What needs to be done:
Give the number of lines that contain the string "hijos", please, and nothing else.
____________________
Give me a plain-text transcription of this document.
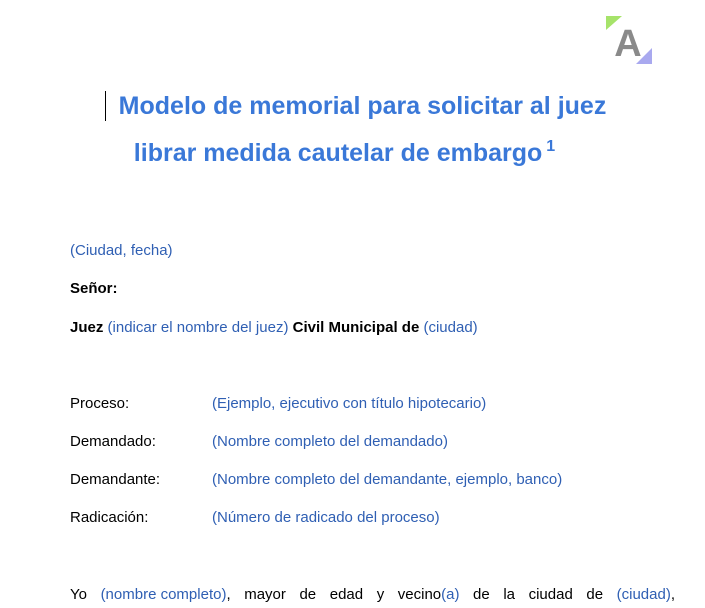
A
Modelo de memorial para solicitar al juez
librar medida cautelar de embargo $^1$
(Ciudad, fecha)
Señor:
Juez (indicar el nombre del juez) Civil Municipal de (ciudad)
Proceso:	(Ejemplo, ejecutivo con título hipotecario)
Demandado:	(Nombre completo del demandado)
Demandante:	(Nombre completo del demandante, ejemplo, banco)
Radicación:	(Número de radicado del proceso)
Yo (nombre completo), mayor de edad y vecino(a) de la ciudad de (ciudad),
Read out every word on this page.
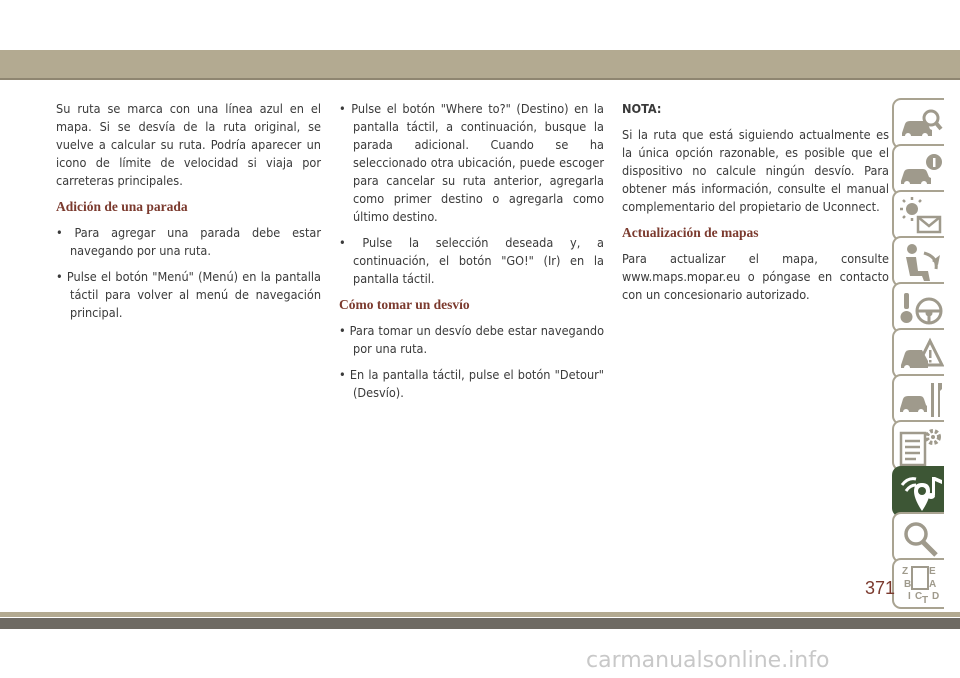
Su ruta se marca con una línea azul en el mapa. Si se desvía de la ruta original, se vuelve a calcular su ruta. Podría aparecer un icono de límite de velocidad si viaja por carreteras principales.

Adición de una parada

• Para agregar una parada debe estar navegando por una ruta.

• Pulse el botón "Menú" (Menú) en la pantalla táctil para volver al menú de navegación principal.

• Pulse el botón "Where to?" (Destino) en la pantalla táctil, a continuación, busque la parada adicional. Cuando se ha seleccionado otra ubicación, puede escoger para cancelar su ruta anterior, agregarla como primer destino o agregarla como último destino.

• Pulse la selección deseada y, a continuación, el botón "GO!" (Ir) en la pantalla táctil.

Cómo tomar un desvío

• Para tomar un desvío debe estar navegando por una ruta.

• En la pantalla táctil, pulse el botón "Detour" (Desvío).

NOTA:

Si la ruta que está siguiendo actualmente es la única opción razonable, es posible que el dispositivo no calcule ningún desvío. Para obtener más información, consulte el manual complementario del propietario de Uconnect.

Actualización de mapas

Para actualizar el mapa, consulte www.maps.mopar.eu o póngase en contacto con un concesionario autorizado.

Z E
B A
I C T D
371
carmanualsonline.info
____________________
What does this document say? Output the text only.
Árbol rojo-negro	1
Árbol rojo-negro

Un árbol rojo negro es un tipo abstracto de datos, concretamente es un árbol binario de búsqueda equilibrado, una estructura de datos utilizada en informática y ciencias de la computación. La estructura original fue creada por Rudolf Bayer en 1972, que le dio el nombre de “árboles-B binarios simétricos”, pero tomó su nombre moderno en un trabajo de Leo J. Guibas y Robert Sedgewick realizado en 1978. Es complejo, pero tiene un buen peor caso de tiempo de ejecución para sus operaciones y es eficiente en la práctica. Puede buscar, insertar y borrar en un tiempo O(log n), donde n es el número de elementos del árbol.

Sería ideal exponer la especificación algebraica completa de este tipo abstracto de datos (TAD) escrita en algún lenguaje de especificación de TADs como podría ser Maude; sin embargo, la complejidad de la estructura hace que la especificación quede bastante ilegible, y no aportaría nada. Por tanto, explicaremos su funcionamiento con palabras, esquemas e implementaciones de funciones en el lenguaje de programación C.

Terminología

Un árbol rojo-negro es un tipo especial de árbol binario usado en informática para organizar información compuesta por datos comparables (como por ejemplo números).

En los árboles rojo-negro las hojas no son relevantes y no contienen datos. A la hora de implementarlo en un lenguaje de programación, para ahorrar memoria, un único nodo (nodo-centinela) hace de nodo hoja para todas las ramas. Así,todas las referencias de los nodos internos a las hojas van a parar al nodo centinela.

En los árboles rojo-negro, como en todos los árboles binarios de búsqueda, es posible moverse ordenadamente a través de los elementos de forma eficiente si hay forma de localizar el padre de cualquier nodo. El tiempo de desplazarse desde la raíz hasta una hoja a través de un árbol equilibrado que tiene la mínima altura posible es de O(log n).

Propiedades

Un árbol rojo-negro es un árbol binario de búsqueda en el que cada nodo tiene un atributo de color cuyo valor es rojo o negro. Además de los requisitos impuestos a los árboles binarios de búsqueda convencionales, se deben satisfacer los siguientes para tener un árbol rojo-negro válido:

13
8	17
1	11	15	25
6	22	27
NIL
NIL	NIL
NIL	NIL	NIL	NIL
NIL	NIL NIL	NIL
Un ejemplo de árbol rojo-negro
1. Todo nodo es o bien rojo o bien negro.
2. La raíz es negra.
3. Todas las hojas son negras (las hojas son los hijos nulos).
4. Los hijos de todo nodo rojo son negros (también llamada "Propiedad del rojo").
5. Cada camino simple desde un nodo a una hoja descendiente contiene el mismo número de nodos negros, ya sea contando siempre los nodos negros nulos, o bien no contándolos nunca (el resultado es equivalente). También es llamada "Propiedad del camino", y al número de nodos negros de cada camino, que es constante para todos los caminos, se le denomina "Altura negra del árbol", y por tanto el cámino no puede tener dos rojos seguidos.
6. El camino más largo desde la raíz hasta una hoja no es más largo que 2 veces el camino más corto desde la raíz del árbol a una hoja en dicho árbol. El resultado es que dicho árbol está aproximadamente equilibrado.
____________________
Exercise response:
2